* _Supplied material_:
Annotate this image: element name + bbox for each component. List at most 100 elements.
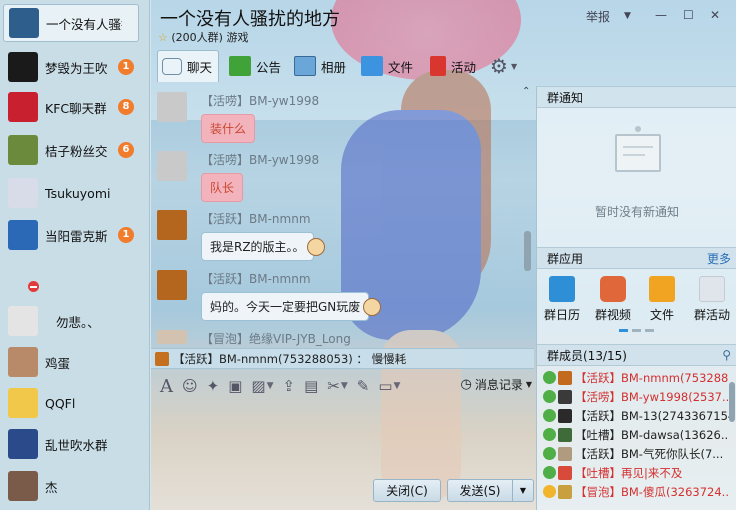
chevron-down-icon[interactable]: ▼	[394, 376, 401, 396]
sender-name: 【活跃】BM-nmnm	[201, 272, 311, 286]
member-item[interactable]: 【活跃】 BM-13(2743367154)	[543, 406, 729, 425]
chevron-down-icon[interactable]: ▼	[341, 376, 348, 396]
magic-icon[interactable]: ✦	[207, 376, 220, 396]
tab-announcement[interactable]: 公告	[229, 50, 281, 82]
send-button[interactable]: 发送(S)	[447, 479, 513, 502]
notice-header: 群通知	[537, 86, 736, 108]
member-item[interactable]: 【吐槽】 再见|来不及	[543, 463, 729, 482]
app-activity[interactable]: 群活动	[690, 276, 734, 323]
avatar	[558, 484, 572, 499]
sticker-icon[interactable]: ▣	[228, 376, 242, 396]
member-item[interactable]: 【活唠】 BM-yw1998(2537...	[543, 387, 729, 406]
latest-message-bar[interactable]: 【活跃】BM-nmnm(753288053) ： 慢慢耗	[151, 348, 534, 369]
report-button[interactable]: 举报	[586, 8, 610, 25]
contact-name: 乱世吹水群	[45, 437, 108, 453]
contact-item[interactable]: 乱世吹水群	[0, 425, 149, 463]
avatar	[558, 370, 572, 385]
app-files[interactable]: 文件	[640, 276, 684, 323]
message-item: 【活跃】BM-nmnm 妈的。今天一定要把GN玩废	[157, 270, 517, 328]
group-title: 一个没有人骚扰的地方	[160, 9, 340, 30]
sender-name: 【活跃】BM-nmnm	[201, 212, 311, 226]
input-toolbar: A ☺ ✦ ▣ ▨ ▼ ⇪ ▤ ✂ ▼ ✎ ▭ ▼ ◷ 消息记录 ▼	[151, 372, 534, 400]
send-options-button[interactable]: ▼	[512, 479, 534, 502]
emoji-icon[interactable]: ☺	[182, 376, 198, 396]
sender-name: 【活唠】BM-yw1998	[201, 94, 320, 108]
contact-item[interactable]: 杰	[0, 467, 149, 505]
app-calendar[interactable]: 群日历	[540, 276, 584, 323]
pager-dot[interactable]	[619, 329, 628, 332]
avatar	[8, 135, 38, 165]
avatar	[157, 210, 187, 240]
tab-files[interactable]: 文件	[361, 50, 413, 82]
avatar	[8, 429, 38, 459]
contact-item[interactable]: QQFl	[0, 384, 149, 422]
contact-name: Tsukuyomi	[45, 185, 111, 201]
edit-icon[interactable]: ✎	[357, 376, 370, 396]
avatar	[8, 471, 38, 501]
member-status-icon	[543, 390, 556, 403]
chevron-down-icon: ▼	[510, 61, 518, 71]
avatar	[157, 92, 187, 122]
calendar-icon	[549, 276, 575, 302]
member-status-icon	[543, 447, 556, 460]
tab-chat[interactable]: 聊天	[157, 50, 220, 82]
dropdown-icon[interactable]: ▼	[624, 11, 631, 21]
group-category: 游戏	[226, 31, 249, 44]
megaphone-icon	[229, 56, 251, 76]
member-item[interactable]: 【活跃】 BM-nmnm(753288...	[543, 368, 729, 387]
collapse-icon[interactable]: ⌃	[522, 86, 530, 97]
contact-item[interactable]: 当阳雷克斯 1	[0, 216, 149, 254]
chevron-down-icon[interactable]: ▼	[267, 376, 274, 396]
scissors-icon[interactable]: ✂	[327, 376, 340, 396]
avatar	[8, 306, 38, 336]
member-status-icon	[543, 371, 556, 384]
settings-menu[interactable]: ⚙ ▼	[490, 50, 517, 82]
maximize-icon[interactable]: ☐	[683, 8, 694, 22]
contact-name: 当阳雷克斯	[45, 228, 108, 244]
tab-album[interactable]: 相册	[294, 50, 346, 82]
contact-name: 桔子粉丝交	[45, 143, 108, 159]
pager-dot[interactable]	[632, 329, 641, 332]
contact-item[interactable]: 梦毁为王吹 1	[0, 48, 149, 86]
close-button[interactable]: 关闭(C)	[373, 479, 441, 502]
avatar	[8, 178, 38, 208]
avatar	[558, 446, 572, 461]
chat-bubble-icon[interactable]: ▭	[378, 376, 392, 396]
app-video[interactable]: 群视频	[591, 276, 635, 323]
avatar	[8, 220, 38, 250]
pager-dot[interactable]	[645, 329, 654, 332]
folder-icon	[649, 276, 675, 302]
message-list[interactable]: ⌃ 【活唠】BM-yw1998 装什么 【活唠】BM-yw1998 队长 【活跃…	[151, 86, 531, 346]
contact-item[interactable]: 鸡蛋	[0, 343, 149, 381]
member-item[interactable]: 【活跃】 BM-气死你队长(7...	[543, 444, 729, 463]
contact-name: 鸡蛋	[45, 355, 71, 371]
search-icon[interactable]: ⚲	[722, 348, 731, 362]
close-icon[interactable]: ✕	[710, 8, 720, 22]
picture-icon[interactable]: ▤	[304, 376, 318, 396]
title-bar: 一个没有人骚扰的地方 ☆ (200人群) 游戏 举报 ▼ — ☐ ✕	[151, 0, 736, 50]
contact-item[interactable]: 一个没有人骚扰	[3, 4, 139, 42]
contact-item[interactable]: 桔子粉丝交 6	[0, 131, 149, 169]
flag-icon	[430, 56, 446, 76]
message-item: 【活唠】BM-yw1998 队长	[157, 151, 517, 209]
chat-scrollbar[interactable]	[524, 231, 531, 271]
contact-item[interactable]: KFC聊天群 8	[0, 88, 149, 126]
message-history-button[interactable]: ◷ 消息记录 ▼	[460, 376, 532, 393]
member-status-icon	[543, 428, 556, 441]
avatar	[558, 427, 572, 442]
minimize-icon[interactable]: —	[655, 8, 667, 22]
more-apps-link[interactable]: 更多	[707, 250, 731, 267]
avatar	[8, 92, 38, 122]
member-list-scrollbar[interactable]	[729, 382, 735, 422]
sender-name: 【活唠】BM-yw1998	[201, 153, 320, 167]
cartoon-sticker-icon	[363, 298, 381, 316]
image-icon[interactable]: ▨	[251, 376, 265, 396]
upload-icon[interactable]: ⇪	[283, 376, 296, 396]
contact-item[interactable]: 勿悲。、	[0, 302, 149, 340]
tab-activity[interactable]: 活动	[430, 50, 476, 82]
contact-item[interactable]: Tsukuyomi	[0, 174, 149, 212]
font-icon[interactable]: A	[160, 376, 173, 397]
member-item[interactable]: 【吐槽】 BM-dawsa(13626...	[543, 425, 729, 444]
member-item[interactable]: 【冒泡】 BM-傻瓜(3263724...	[543, 482, 729, 501]
unread-badge: 1	[118, 227, 134, 243]
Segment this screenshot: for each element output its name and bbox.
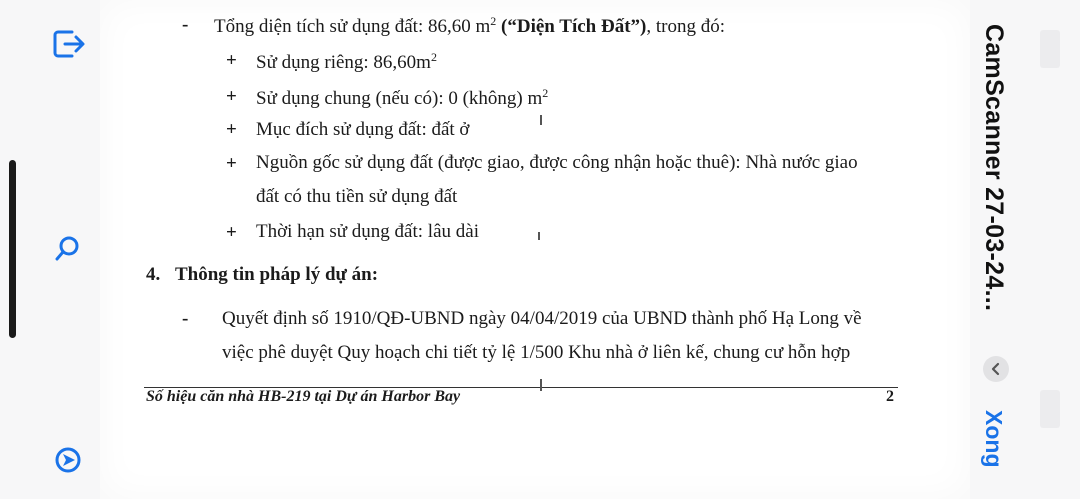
scroll-handle[interactable]	[9, 160, 16, 338]
total-area-line: Tổng diện tích sử dụng đất: 86,60 m2 (“D…	[214, 14, 725, 37]
faded-glyph	[1040, 390, 1060, 428]
exit-icon[interactable]	[48, 24, 88, 64]
page-number: 2	[886, 388, 894, 405]
faded-glyph	[1040, 30, 1060, 68]
purpose-line: Mục đích sử dụng đất: đất ở	[256, 119, 470, 140]
document-title: CamScanner 27-03-24...	[980, 24, 1008, 312]
bullet-plus: +	[226, 119, 237, 140]
origin-line-1: Nguồn gốc sử dụng đất (được giao, được c…	[256, 152, 858, 173]
scan-mark	[538, 232, 540, 240]
search-icon[interactable]	[48, 228, 88, 268]
bullet-plus: +	[226, 222, 237, 243]
scan-mark	[540, 115, 542, 125]
origin-line-2: đất có thu tiền sử dụng đất	[256, 186, 458, 207]
decision-line-2: việc phê duyệt Quy hoạch chi tiết tỷ lệ …	[222, 342, 851, 363]
section-number: 4.	[146, 264, 161, 285]
document-page: - Tổng diện tích sử dụng đất: 86,60 m2 (…	[100, 0, 970, 499]
bullet-plus: +	[226, 153, 237, 174]
area-definition: (“Diện Tích Đất”)	[501, 16, 647, 37]
decision-line-1: Quyết định số 1910/QĐ-UBND ngày 04/04/20…	[222, 308, 862, 329]
bullet-plus: +	[226, 50, 237, 71]
done-button[interactable]: Xong	[980, 410, 1007, 468]
shared-use-line: Sử dụng chung (nếu có): 0 (không) m2	[256, 86, 549, 109]
term-line: Thời hạn sử dụng đất: lâu dài	[256, 221, 479, 242]
private-use-line: Sử dụng riêng: 86,60m2	[256, 50, 437, 73]
bullet-dash: -	[182, 308, 189, 329]
bullet-dash: -	[182, 14, 189, 35]
section-title: Thông tin pháp lý dự án:	[175, 264, 379, 285]
section-heading: 4. Thông tin pháp lý dự án:	[146, 264, 378, 286]
navigate-icon[interactable]	[48, 440, 88, 480]
left-toolbar	[0, 0, 100, 499]
chevron-left-icon[interactable]	[983, 356, 1009, 382]
scan-mark	[540, 379, 542, 391]
bullet-plus: +	[226, 86, 237, 107]
footer-text: Số hiệu căn nhà HB-219 tại Dự án Harbor …	[146, 388, 461, 405]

* _Exercise_: Copy verbatim the lines of the data above, from the line containing "376, 401, 396]" up to and including the line containing "270, 517, 328]".

* _Exercise output_:
chevron-down-icon[interactable]: ▼	[394, 376, 401, 396]
sender-name: 【活跃】BM-nmnm	[201, 272, 311, 286]
member-item[interactable]: 【活跃】 BM-13(2743367154)	[543, 406, 729, 425]
chevron-down-icon[interactable]: ▼	[341, 376, 348, 396]
magic-icon[interactable]: ✦	[207, 376, 220, 396]
tab-announcement[interactable]: 公告	[229, 50, 281, 82]
send-button[interactable]: 发送(S)	[447, 479, 513, 502]
notice-header: 群通知	[537, 86, 736, 108]
member-item[interactable]: 【吐槽】 再见|来不及	[543, 463, 729, 482]
app-activity[interactable]: 群活动	[690, 276, 734, 323]
avatar	[558, 484, 572, 499]
sticker-icon[interactable]: ▣	[228, 376, 242, 396]
member-item[interactable]: 【活唠】 BM-yw1998(2537...	[543, 387, 729, 406]
latest-message-bar[interactable]: 【活跃】BM-nmnm(753288053) ： 慢慢耗	[151, 348, 534, 369]
report-button[interactable]: 举报	[586, 8, 610, 25]
contact-name: 乱世吹水群	[45, 437, 108, 453]
contact-item[interactable]: 乱世吹水群	[0, 425, 149, 463]
avatar	[558, 370, 572, 385]
app-files[interactable]: 文件	[640, 276, 684, 323]
message-item: 【活跃】BM-nmnm 妈的。今天一定要把GN玩废	[157, 270, 517, 328]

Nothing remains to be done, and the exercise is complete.